**WRITTEN TASK**
Examine the entries below, count the lines holding the string "ALVES", and respond with the number only.

**DATA SUPPLIED**
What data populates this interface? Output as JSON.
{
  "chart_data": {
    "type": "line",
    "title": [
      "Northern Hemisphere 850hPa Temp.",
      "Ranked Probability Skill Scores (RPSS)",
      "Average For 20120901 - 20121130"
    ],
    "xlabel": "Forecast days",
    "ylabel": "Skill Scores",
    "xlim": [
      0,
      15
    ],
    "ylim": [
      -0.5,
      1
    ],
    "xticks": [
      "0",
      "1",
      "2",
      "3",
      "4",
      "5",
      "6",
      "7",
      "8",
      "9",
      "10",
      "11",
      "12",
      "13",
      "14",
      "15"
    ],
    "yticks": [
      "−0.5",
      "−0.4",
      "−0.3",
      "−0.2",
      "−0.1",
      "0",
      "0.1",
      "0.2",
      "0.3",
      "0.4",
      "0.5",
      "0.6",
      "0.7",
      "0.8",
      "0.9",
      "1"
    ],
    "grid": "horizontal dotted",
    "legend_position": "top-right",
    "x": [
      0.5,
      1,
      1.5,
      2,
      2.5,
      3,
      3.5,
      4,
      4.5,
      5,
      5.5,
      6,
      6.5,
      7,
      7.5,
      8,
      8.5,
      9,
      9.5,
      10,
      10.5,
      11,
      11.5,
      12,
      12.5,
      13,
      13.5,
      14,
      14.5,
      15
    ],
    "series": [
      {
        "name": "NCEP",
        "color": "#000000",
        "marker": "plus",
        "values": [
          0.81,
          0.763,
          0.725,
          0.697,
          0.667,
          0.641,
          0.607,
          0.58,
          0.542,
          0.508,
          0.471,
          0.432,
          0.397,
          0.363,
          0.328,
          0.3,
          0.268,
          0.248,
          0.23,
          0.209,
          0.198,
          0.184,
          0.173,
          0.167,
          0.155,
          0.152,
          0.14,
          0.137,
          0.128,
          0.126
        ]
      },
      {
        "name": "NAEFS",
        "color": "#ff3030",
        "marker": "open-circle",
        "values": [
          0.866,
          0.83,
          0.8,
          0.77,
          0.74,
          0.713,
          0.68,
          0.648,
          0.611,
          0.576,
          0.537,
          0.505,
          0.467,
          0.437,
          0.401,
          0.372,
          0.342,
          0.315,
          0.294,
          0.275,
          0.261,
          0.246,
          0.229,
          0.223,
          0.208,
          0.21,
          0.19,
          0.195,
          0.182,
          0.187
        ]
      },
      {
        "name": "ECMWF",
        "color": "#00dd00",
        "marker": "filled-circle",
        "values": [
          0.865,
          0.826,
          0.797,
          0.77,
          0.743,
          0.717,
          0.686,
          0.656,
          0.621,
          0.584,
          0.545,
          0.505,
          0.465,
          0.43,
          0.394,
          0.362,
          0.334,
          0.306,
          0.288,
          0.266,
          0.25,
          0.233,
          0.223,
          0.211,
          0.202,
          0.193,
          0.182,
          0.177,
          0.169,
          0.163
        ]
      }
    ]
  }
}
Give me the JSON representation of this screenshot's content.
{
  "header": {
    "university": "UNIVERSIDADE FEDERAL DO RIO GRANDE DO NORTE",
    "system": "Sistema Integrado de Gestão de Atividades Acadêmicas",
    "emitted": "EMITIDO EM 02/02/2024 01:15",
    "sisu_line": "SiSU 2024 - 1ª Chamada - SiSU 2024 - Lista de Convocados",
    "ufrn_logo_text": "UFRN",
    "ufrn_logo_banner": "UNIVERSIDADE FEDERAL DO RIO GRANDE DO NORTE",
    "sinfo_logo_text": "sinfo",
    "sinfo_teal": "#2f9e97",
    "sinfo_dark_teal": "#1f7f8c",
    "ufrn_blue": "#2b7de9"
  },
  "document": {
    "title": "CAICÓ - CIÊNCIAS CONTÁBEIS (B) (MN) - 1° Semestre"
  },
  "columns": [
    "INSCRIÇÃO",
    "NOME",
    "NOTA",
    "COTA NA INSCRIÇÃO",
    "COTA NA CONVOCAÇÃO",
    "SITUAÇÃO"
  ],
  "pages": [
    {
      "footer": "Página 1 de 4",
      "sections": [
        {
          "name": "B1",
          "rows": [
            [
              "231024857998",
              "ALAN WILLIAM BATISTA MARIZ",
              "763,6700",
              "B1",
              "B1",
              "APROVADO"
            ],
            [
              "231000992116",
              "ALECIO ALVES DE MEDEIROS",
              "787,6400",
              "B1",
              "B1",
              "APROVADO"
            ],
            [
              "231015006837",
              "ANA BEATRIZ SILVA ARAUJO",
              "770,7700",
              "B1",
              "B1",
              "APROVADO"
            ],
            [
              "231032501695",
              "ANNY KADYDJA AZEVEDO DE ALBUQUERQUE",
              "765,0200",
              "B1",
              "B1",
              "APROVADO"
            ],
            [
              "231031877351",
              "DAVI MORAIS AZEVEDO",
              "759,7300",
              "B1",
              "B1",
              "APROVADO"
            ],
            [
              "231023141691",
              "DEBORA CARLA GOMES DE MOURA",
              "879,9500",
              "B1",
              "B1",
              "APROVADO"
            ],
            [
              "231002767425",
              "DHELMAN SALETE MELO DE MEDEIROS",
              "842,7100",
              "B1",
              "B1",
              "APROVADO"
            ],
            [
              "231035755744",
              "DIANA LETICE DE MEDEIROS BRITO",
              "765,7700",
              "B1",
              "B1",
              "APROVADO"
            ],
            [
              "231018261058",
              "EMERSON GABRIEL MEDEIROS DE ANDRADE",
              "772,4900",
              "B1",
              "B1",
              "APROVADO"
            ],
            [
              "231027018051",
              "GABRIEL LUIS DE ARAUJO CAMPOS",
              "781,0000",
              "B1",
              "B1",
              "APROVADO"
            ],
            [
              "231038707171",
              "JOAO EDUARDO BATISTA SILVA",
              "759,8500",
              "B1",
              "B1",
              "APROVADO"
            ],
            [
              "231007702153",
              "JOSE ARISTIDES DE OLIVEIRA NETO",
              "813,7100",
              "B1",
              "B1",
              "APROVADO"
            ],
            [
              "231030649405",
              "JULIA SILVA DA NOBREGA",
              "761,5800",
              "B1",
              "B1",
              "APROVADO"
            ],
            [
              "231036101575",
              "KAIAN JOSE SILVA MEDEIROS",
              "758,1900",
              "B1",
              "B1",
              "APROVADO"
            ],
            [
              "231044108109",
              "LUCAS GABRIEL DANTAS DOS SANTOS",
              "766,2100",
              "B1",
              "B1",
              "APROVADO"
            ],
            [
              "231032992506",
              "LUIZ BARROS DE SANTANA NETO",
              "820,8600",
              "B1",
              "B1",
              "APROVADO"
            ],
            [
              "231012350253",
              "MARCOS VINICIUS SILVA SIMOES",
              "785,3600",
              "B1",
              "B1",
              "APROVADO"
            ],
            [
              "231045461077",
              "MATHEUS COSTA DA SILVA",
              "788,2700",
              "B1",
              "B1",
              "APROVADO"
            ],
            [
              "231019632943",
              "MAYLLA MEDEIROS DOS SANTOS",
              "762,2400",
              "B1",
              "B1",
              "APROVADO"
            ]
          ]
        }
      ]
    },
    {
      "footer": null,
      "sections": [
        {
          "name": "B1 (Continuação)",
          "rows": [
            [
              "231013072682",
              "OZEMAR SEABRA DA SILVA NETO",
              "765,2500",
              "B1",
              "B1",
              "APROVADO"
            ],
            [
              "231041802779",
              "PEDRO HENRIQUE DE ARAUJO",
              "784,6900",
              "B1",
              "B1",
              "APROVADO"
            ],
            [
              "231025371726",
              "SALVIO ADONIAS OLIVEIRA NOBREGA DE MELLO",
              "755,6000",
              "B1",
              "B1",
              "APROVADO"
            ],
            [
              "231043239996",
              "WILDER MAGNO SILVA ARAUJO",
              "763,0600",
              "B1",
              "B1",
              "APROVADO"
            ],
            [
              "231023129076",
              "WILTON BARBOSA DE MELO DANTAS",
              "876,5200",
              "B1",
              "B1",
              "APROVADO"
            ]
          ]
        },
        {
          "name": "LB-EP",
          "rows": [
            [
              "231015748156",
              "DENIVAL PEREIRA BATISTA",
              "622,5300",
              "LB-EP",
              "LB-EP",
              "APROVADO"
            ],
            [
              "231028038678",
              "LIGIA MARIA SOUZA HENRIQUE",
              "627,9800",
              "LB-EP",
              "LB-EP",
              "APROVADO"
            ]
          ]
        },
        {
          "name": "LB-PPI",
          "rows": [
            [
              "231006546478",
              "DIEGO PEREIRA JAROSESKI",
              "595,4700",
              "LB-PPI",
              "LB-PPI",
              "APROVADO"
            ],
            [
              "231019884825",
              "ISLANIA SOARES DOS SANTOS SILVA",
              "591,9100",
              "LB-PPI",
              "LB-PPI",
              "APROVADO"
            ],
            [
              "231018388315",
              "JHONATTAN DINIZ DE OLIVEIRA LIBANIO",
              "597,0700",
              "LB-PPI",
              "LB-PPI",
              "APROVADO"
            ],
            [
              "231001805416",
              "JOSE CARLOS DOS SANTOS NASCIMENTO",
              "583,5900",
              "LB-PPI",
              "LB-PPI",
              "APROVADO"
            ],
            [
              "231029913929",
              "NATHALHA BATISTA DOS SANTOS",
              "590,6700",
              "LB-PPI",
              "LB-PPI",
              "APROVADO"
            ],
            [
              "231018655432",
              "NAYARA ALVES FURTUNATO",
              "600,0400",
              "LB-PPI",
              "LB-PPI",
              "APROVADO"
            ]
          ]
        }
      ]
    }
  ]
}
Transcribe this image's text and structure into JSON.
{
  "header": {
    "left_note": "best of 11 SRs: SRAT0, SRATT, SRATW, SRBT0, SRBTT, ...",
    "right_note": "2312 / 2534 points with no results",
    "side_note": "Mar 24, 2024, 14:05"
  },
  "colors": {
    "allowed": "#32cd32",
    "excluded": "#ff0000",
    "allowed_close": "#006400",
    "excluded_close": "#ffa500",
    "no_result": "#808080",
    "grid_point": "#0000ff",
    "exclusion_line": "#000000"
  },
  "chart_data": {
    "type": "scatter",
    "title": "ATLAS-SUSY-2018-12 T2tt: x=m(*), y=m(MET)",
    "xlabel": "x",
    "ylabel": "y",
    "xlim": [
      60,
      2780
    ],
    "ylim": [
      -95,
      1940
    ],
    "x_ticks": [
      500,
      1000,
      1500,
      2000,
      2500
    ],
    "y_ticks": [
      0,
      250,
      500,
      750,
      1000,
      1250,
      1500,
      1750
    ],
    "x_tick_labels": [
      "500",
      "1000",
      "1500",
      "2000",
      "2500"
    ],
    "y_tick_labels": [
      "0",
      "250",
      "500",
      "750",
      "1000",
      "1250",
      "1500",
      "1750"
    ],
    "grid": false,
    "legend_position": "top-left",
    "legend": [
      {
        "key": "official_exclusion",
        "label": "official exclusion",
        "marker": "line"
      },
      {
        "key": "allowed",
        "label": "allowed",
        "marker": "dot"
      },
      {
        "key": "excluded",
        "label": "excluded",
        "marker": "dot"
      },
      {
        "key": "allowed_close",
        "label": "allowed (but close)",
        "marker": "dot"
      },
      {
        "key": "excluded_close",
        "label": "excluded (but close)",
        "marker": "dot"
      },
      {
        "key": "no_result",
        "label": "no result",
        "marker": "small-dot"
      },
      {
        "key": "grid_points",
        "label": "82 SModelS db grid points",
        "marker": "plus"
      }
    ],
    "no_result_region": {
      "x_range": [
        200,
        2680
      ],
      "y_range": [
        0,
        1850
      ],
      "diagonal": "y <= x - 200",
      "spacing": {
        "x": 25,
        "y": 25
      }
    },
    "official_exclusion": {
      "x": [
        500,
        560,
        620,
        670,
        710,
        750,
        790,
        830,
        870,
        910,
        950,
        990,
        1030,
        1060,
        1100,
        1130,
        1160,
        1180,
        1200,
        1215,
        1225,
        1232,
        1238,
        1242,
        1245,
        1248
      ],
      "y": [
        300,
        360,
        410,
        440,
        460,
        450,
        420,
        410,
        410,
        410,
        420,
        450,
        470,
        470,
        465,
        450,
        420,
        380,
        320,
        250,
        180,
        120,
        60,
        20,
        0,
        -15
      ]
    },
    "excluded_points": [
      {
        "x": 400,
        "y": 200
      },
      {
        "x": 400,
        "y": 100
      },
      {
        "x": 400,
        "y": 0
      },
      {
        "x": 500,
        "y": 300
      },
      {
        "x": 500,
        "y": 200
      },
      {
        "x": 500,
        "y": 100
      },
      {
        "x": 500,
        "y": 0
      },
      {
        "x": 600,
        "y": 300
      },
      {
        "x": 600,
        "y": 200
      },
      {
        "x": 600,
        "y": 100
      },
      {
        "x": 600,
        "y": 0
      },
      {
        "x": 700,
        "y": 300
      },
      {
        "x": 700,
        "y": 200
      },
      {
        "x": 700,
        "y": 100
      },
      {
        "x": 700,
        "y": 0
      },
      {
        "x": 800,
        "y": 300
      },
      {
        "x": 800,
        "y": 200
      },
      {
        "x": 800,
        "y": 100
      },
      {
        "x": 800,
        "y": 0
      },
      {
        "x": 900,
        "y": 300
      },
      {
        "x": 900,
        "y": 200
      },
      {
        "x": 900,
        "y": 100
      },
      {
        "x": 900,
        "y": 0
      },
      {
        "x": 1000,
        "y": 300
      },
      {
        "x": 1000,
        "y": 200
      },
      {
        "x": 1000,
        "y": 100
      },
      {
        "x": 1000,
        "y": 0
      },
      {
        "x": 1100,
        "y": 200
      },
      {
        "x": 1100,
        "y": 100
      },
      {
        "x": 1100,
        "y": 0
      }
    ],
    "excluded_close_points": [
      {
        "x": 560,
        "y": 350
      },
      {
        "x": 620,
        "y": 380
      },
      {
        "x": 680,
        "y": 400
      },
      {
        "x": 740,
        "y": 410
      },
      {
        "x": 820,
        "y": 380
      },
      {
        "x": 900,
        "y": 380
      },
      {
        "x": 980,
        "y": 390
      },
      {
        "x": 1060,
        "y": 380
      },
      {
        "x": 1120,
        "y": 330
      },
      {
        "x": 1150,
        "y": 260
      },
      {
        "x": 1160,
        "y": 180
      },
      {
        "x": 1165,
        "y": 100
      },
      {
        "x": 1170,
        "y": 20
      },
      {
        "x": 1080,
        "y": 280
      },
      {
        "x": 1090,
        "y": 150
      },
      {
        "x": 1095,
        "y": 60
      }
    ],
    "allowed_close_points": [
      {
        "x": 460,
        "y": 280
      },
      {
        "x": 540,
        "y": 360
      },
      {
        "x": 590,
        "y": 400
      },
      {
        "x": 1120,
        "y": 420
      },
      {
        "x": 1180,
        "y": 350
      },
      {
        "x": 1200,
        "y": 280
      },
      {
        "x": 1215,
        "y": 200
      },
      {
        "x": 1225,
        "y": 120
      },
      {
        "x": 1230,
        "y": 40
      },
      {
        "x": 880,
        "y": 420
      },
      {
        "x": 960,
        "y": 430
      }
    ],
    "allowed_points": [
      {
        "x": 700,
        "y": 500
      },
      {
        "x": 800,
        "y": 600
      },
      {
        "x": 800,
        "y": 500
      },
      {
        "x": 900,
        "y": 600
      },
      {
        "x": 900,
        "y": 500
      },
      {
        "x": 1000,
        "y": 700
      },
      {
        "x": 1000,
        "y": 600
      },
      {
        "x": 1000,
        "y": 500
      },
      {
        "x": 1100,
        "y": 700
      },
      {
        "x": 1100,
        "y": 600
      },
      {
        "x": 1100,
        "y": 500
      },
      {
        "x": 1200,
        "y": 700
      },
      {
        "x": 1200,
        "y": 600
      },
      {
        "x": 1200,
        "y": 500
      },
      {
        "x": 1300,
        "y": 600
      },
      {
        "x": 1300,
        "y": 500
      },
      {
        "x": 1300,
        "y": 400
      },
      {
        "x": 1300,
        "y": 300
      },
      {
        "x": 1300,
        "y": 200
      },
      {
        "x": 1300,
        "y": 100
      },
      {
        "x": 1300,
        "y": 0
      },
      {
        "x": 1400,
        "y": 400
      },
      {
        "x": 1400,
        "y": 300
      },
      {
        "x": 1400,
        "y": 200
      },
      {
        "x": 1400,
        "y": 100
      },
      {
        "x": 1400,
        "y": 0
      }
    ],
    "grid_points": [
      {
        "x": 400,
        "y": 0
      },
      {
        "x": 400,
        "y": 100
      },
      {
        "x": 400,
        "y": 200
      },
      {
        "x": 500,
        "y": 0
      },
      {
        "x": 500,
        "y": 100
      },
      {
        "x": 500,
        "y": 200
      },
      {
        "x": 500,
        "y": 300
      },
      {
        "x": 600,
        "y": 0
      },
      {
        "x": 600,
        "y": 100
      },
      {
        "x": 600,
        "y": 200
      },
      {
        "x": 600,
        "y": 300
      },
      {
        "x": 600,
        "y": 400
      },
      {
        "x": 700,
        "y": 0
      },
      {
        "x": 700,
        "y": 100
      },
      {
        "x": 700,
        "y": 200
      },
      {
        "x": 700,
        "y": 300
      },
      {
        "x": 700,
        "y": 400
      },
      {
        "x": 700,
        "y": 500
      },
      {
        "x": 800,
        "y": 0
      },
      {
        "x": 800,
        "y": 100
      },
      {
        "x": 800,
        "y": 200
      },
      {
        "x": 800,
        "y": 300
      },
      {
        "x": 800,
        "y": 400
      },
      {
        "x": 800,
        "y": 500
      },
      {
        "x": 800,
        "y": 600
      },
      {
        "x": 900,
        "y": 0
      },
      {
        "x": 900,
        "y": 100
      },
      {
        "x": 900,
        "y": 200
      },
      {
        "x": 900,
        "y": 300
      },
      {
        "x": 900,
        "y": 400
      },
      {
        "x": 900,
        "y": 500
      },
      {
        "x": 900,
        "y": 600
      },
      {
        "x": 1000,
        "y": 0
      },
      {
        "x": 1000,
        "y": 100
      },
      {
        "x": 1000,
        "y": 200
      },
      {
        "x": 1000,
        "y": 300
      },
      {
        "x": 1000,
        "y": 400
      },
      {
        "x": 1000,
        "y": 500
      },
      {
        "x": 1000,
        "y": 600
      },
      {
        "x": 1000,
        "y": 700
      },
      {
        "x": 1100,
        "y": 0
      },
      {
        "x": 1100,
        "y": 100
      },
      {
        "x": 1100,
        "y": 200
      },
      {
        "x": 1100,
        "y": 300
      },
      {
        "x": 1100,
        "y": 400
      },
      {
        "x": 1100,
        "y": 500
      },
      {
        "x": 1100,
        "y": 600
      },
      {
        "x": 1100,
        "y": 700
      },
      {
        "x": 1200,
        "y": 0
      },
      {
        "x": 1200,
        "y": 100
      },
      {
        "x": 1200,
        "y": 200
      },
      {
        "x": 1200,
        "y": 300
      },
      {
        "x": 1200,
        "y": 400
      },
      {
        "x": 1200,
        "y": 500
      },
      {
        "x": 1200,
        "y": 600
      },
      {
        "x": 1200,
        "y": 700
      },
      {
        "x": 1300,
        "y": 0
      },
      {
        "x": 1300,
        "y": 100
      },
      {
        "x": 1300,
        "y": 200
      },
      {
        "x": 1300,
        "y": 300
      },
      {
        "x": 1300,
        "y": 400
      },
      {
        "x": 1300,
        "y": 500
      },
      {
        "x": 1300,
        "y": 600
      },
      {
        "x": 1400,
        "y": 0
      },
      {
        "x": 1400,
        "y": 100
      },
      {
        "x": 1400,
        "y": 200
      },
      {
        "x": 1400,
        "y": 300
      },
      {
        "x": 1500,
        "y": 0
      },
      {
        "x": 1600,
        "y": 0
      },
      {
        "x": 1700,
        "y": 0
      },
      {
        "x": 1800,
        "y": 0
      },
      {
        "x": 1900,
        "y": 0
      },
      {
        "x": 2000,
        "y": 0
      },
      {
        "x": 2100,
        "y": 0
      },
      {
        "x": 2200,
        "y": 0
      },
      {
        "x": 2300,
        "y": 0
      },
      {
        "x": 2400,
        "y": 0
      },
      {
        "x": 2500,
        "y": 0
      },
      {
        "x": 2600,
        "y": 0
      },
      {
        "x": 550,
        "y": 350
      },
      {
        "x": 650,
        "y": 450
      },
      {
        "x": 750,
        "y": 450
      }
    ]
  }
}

**ANSWER FOR THIS EXERCISE**
2